Brief — Output all lines exactly.

Supplied data —
=-=-=-=-=

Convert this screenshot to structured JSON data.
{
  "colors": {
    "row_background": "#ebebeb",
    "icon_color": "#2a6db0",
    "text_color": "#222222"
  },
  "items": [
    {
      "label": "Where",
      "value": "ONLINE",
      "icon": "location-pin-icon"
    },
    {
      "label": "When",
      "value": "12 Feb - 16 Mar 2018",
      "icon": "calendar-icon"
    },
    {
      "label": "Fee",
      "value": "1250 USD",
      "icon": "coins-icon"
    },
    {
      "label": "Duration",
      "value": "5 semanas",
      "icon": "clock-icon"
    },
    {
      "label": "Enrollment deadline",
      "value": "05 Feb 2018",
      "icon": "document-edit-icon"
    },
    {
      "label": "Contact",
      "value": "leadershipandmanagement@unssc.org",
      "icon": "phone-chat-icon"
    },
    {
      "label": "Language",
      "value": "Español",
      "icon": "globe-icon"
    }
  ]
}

=-=-=-=-=

Task result —
Convert this screenshot to structured JSON data.
{
  "colors": {
    "row_background": "#ebebeb",
    "icon_color": "#2a6db0",
    "text_color": "#222222"
  },
  "items": [
    {
      "label": "Where",
      "value": "ONLINE",
      "icon": "location-pin-icon"
    },
    {
      "label": "When",
      "value": "12 Feb - 16 Mar 2018",
      "icon": "calendar-icon"
    },
    {
      "label": "Fee",
      "value": "1250 USD",
      "icon": "coins-icon"
    },
    {
      "label": "Duration",
      "value": "5 semanas",
      "icon": "clock-icon"
    },
    {
      "label": "Enrollment deadline",
      "value": "05 Feb 2018",
      "icon": "document-edit-icon"
    },
    {
      "label": "Contact",
      "value": "leadershipandmanagement@unssc.org",
      "icon": "phone-chat-icon"
    },
    {
      "label": "Language",
      "value": "Español",
      "icon": "globe-icon"
    }
  ]
}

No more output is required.